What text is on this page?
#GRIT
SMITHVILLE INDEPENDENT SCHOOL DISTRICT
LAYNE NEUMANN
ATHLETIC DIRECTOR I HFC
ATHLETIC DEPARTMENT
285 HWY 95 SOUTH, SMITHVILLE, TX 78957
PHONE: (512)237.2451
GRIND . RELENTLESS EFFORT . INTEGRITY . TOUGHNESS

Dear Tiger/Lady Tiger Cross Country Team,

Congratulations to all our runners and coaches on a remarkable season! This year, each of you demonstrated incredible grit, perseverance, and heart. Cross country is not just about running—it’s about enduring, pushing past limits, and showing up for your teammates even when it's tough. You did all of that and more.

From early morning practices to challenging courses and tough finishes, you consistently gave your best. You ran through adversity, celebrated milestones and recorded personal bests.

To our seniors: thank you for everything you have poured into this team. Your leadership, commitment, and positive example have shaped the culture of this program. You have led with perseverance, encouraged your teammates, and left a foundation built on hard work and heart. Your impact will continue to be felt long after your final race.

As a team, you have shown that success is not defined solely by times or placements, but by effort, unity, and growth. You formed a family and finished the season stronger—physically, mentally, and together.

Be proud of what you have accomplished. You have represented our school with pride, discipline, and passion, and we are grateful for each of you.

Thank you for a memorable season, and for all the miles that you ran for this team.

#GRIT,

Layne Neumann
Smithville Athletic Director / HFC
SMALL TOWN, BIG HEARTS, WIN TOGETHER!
──────
* _SET EXERCISE_
Note every line above where the string "with" shows up, and copy those lines.

* _FULL SOLUTION_
To our seniors: thank you for everything you have poured into this team. Your leadership, commitment, and positive example have shaped the culture of this program. You have led with perseverance, encouraged your teammates, and left a foundation built on hard work and heart. Your impact will continue to be felt long after your final race.
Be proud of what you have accomplished. You have represented our school with pride, discipline, and passion, and we are grateful for each of you.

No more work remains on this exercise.